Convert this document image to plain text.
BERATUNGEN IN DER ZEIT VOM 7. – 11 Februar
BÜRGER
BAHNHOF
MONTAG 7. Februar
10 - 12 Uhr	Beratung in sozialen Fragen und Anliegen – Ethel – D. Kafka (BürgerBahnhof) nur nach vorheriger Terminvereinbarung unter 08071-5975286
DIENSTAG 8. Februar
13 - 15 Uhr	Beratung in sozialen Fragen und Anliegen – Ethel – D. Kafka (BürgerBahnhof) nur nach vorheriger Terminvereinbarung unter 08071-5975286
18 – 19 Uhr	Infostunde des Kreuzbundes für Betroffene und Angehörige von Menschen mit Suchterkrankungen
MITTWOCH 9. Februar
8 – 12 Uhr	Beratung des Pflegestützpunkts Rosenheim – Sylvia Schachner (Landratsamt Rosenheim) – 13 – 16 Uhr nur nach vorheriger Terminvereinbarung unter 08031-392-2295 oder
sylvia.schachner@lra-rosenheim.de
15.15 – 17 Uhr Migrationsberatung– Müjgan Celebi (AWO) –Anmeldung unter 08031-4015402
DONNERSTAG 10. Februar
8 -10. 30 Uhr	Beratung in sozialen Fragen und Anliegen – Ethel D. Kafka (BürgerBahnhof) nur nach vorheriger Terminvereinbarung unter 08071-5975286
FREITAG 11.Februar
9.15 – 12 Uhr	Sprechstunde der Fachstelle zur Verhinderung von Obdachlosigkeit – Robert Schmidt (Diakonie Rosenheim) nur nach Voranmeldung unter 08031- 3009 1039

■ ■ ■

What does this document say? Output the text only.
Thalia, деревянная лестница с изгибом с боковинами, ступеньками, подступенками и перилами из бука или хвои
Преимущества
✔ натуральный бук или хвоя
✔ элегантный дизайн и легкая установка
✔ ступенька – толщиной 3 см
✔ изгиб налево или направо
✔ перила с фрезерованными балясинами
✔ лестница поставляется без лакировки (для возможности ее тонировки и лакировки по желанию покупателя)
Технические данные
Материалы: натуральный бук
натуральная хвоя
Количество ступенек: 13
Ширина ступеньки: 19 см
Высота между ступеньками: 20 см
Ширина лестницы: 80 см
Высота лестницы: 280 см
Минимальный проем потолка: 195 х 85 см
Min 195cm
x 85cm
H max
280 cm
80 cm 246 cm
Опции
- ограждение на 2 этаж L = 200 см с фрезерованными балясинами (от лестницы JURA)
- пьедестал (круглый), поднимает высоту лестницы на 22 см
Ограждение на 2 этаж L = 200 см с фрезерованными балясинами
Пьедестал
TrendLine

■ ■ ■

__Work instructions__. Extract each line from the entries above that contains the string "Anliegen".

__Solved exercise__.
10 - 12 Uhr	Beratung in sozialen Fragen und Anliegen – Ethel – D. Kafka (BürgerBahnhof) nur nach vorheriger Terminvereinbarung unter 08071-5975286
13 - 15 Uhr	Beratung in sozialen Fragen und Anliegen – Ethel – D. Kafka (BürgerBahnhof) nur nach vorheriger Terminvereinbarung unter 08071-5975286
8 -10. 30 Uhr	Beratung in sozialen Fragen und Anliegen – Ethel D. Kafka (BürgerBahnhof) nur nach vorheriger Terminvereinbarung unter 08071-5975286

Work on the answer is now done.